(Extracted records)
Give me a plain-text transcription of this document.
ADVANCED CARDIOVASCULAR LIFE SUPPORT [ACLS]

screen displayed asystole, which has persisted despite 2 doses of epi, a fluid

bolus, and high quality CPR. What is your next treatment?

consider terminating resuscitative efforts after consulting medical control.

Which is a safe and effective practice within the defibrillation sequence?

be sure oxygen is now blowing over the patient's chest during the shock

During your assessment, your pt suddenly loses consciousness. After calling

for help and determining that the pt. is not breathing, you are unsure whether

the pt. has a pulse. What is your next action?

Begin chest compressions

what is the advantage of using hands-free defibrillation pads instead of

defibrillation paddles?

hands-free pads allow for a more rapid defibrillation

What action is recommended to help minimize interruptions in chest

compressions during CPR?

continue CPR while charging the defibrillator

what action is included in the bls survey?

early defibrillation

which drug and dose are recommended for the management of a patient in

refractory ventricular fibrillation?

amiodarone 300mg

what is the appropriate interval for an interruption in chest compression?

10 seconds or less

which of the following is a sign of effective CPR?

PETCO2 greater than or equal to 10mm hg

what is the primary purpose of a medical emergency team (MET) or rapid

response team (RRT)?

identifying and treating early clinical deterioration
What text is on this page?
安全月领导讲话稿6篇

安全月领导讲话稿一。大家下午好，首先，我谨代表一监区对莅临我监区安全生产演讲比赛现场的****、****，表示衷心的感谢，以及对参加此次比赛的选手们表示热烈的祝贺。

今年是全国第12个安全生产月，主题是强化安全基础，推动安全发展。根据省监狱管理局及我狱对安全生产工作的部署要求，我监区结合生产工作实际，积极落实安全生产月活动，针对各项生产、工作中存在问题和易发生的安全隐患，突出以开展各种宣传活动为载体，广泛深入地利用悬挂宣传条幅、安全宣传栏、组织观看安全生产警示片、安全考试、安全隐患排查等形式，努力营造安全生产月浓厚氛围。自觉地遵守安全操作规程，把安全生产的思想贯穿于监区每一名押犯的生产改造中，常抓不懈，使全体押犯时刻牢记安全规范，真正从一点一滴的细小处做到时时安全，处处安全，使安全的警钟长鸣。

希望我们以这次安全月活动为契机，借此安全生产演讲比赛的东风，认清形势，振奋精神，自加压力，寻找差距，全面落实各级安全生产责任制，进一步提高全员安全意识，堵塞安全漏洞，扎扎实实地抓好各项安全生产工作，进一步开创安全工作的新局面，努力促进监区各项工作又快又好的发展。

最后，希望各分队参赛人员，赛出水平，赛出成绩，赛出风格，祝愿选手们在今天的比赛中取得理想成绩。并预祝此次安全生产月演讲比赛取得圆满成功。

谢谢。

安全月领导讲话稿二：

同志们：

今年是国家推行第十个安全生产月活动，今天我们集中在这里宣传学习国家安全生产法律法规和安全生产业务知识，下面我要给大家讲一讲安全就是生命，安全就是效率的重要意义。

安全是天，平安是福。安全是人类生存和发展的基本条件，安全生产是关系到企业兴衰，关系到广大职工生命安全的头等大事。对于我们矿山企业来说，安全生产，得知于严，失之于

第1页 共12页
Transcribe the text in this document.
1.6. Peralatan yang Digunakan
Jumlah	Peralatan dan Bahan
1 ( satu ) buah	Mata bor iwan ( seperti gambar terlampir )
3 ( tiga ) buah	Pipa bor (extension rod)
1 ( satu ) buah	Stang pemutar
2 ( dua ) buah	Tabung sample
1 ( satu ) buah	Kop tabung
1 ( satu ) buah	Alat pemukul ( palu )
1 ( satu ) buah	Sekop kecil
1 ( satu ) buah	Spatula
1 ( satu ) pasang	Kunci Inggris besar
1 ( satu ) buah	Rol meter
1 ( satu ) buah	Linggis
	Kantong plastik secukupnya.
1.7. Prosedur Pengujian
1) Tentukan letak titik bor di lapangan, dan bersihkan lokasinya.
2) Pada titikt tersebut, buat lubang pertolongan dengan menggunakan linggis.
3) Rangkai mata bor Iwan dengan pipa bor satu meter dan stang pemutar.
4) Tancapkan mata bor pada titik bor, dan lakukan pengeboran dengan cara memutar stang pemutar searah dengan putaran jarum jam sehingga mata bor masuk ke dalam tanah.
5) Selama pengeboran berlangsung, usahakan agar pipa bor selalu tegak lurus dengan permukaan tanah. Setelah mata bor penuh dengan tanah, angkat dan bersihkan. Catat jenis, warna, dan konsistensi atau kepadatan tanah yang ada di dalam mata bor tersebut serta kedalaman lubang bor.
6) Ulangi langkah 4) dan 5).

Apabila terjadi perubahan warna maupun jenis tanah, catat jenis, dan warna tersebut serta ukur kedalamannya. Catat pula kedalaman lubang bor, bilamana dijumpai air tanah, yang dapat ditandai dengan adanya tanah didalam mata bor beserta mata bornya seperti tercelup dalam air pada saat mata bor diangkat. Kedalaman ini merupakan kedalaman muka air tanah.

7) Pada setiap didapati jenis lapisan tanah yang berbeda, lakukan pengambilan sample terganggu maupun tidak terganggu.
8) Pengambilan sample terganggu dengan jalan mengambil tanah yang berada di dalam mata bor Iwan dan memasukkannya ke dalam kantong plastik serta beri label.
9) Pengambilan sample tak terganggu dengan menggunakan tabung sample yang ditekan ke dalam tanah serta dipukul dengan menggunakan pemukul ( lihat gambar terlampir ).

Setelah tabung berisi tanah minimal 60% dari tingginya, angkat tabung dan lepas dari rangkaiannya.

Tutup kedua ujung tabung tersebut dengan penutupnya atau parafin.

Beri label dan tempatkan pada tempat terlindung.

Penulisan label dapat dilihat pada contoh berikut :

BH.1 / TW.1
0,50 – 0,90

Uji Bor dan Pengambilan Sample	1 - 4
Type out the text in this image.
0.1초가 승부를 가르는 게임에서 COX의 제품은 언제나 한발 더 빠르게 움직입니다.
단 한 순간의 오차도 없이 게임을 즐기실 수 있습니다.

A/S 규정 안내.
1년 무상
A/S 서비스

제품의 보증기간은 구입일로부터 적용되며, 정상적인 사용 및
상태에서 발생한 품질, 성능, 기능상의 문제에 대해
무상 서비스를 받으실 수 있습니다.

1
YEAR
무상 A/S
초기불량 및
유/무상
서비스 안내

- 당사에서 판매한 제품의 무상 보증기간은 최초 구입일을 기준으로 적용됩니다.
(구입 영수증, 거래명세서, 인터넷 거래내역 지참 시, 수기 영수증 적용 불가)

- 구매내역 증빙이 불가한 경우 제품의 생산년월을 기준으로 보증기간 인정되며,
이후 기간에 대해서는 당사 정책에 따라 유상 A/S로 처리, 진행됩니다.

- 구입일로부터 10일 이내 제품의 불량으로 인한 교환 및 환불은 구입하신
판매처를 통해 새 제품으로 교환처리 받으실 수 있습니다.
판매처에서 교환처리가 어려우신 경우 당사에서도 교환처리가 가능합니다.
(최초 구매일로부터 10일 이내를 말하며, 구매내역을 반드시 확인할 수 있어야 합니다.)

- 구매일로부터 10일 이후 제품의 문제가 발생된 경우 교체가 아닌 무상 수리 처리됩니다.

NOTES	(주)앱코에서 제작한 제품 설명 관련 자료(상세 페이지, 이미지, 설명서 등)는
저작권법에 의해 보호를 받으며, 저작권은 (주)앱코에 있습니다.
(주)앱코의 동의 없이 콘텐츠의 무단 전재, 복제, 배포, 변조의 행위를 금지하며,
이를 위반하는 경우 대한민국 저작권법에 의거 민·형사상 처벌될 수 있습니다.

*What to work on*. All of the lines above must be returned exactly.

*Solution for this exercise*.
Give me a plain-text transcription of this document.
ADVANCED CARDIOVASCULAR LIFE SUPPORT [ACLS]

screen displayed asystole, which has persisted despite 2 doses of epi, a fluid

bolus, and high quality CPR. What is your next treatment?

consider terminating resuscitative efforts after consulting medical control.

Which is a safe and effective practice within the defibrillation sequence?

be sure oxygen is now blowing over the patient's chest during the shock

During your assessment, your pt suddenly loses consciousness. After calling

for help and determining that the pt. is not breathing, you are unsure whether

the pt. has a pulse. What is your next action?

Begin chest compressions

what is the advantage of using hands-free defibrillation pads instead of

defibrillation paddles?

hands-free pads allow for a more rapid defibrillation

What action is recommended to help minimize interruptions in chest

compressions during CPR?

continue CPR while charging the defibrillator

what action is included in the bls survey?

early defibrillation

which drug and dose are recommended for the management of a patient in

refractory ventricular fibrillation?

amiodarone 300mg

what is the appropriate interval for an interruption in chest compression?

10 seconds or less

which of the following is a sign of effective CPR?

PETCO2 greater than or equal to 10mm hg

what is the primary purpose of a medical emergency team (MET) or rapid

response team (RRT)?

identifying and treating early clinical deterioration
What text is on this page?
安全月领导讲话稿6篇

安全月领导讲话稿一。大家下午好，首先，我谨代表一监区对莅临我监区安全生产演讲比赛现场的****、****，表示衷心的感谢，以及对参加此次比赛的选手们表示热烈的祝贺。

今年是全国第12个安全生产月，主题是强化安全基础，推动安全发展。根据省监狱管理局及我狱对安全生产工作的部署要求，我监区结合生产工作实际，积极落实安全生产月活动，针对各项生产、工作中存在问题和易发生的安全隐患，突出以开展各种宣传活动为载体，广泛深入地利用悬挂宣传条幅、安全宣传栏、组织观看安全生产警示片、安全考试、安全隐患排查等形式，努力营造安全生产月浓厚氛围。自觉地遵守安全操作规程，把安全生产的思想贯穿于监区每一名押犯的生产改造中，常抓不懈，使全体押犯时刻牢记安全规范，真正从一点一滴的细小处做到时时安全，处处安全，使安全的警钟长鸣。

希望我们以这次安全月活动为契机，借此安全生产演讲比赛的东风，认清形势，振奋精神，自加压力，寻找差距，全面落实各级安全生产责任制，进一步提高全员安全意识，堵塞安全漏洞，扎扎实实地抓好各项安全生产工作，进一步开创安全工作的新局面，努力促进监区各项工作又快又好的发展。

最后，希望各分队参赛人员，赛出水平，赛出成绩，赛出风格，祝愿选手们在今天的比赛中取得理想成绩。并预祝此次安全生产月演讲比赛取得圆满成功。

谢谢。

安全月领导讲话稿二：

同志们：

今年是国家推行第十个安全生产月活动，今天我们集中在这里宣传学习国家安全生产法律法规和安全生产业务知识，下面我要给大家讲一讲安全就是生命，安全就是效率的重要意义。

安全是天，平安是福。安全是人类生存和发展的基本条件，安全生产是关系到企业兴衰，关系到广大职工生命安全的头等大事。对于我们矿山企业来说，安全生产，得知于严，失之于

第1页 共12页
Transcribe the text in this document.
1.6. Peralatan yang Digunakan
Jumlah	Peralatan dan Bahan
1 ( satu ) buah	Mata bor iwan ( seperti gambar terlampir )
3 ( tiga ) buah	Pipa bor (extension rod)
1 ( satu ) buah	Stang pemutar
2 ( dua ) buah	Tabung sample
1 ( satu ) buah	Kop tabung
1 ( satu ) buah	Alat pemukul ( palu )
1 ( satu ) buah	Sekop kecil
1 ( satu ) buah	Spatula
1 ( satu ) pasang	Kunci Inggris besar
1 ( satu ) buah	Rol meter
1 ( satu ) buah	Linggis
	Kantong plastik secukupnya.
1.7. Prosedur Pengujian
1) Tentukan letak titik bor di lapangan, dan bersihkan lokasinya.
2) Pada titikt tersebut, buat lubang pertolongan dengan menggunakan linggis.
3) Rangkai mata bor Iwan dengan pipa bor satu meter dan stang pemutar.
4) Tancapkan mata bor pada titik bor, dan lakukan pengeboran dengan cara memutar stang pemutar searah dengan putaran jarum jam sehingga mata bor masuk ke dalam tanah.
5) Selama pengeboran berlangsung, usahakan agar pipa bor selalu tegak lurus dengan permukaan tanah. Setelah mata bor penuh dengan tanah, angkat dan bersihkan. Catat jenis, warna, dan konsistensi atau kepadatan tanah yang ada di dalam mata bor tersebut serta kedalaman lubang bor.
6) Ulangi langkah 4) dan 5).

Apabila terjadi perubahan warna maupun jenis tanah, catat jenis, dan warna tersebut serta ukur kedalamannya. Catat pula kedalaman lubang bor, bilamana dijumpai air tanah, yang dapat ditandai dengan adanya tanah didalam mata bor beserta mata bornya seperti tercelup dalam air pada saat mata bor diangkat. Kedalaman ini merupakan kedalaman muka air tanah.

7) Pada setiap didapati jenis lapisan tanah yang berbeda, lakukan pengambilan sample terganggu maupun tidak terganggu.
8) Pengambilan sample terganggu dengan jalan mengambil tanah yang berada di dalam mata bor Iwan dan memasukkannya ke dalam kantong plastik serta beri label.
9) Pengambilan sample tak terganggu dengan menggunakan tabung sample yang ditekan ke dalam tanah serta dipukul dengan menggunakan pemukul ( lihat gambar terlampir ).

Setelah tabung berisi tanah minimal 60% dari tingginya, angkat tabung dan lepas dari rangkaiannya.

Tutup kedua ujung tabung tersebut dengan penutupnya atau parafin.

Beri label dan tempatkan pada tempat terlindung.

Penulisan label dapat dilihat pada contoh berikut :

BH.1 / TW.1
0,50 – 0,90

Uji Bor dan Pengambilan Sample	1 - 4
Type out the text in this image.
0.1초가 승부를 가르는 게임에서 COX의 제품은 언제나 한발 더 빠르게 움직입니다.
단 한 순간의 오차도 없이 게임을 즐기실 수 있습니다.

A/S 규정 안내.
1년 무상
A/S 서비스

제품의 보증기간은 구입일로부터 적용되며, 정상적인 사용 및
상태에서 발생한 품질, 성능, 기능상의 문제에 대해
무상 서비스를 받으실 수 있습니다.

1
YEAR
무상 A/S
초기불량 및
유/무상
서비스 안내

- 당사에서 판매한 제품의 무상 보증기간은 최초 구입일을 기준으로 적용됩니다.
(구입 영수증, 거래명세서, 인터넷 거래내역 지참 시, 수기 영수증 적용 불가)

- 구매내역 증빙이 불가한 경우 제품의 생산년월을 기준으로 보증기간 인정되며,
이후 기간에 대해서는 당사 정책에 따라 유상 A/S로 처리, 진행됩니다.

- 구입일로부터 10일 이내 제품의 불량으로 인한 교환 및 환불은 구입하신
판매처를 통해 새 제품으로 교환처리 받으실 수 있습니다.
판매처에서 교환처리가 어려우신 경우 당사에서도 교환처리가 가능합니다.
(최초 구매일로부터 10일 이내를 말하며, 구매내역을 반드시 확인할 수 있어야 합니다.)

- 구매일로부터 10일 이후 제품의 문제가 발생된 경우 교체가 아닌 무상 수리 처리됩니다.

NOTES	(주)앱코에서 제작한 제품 설명 관련 자료(상세 페이지, 이미지, 설명서 등)는
저작권법에 의해 보호를 받으며, 저작권은 (주)앱코에 있습니다.
(주)앱코의 동의 없이 콘텐츠의 무단 전재, 복제, 배포, 변조의 행위를 금지하며,
이를 위반하는 경우 대한민국 저작권법에 의거 민·형사상 처벌될 수 있습니다.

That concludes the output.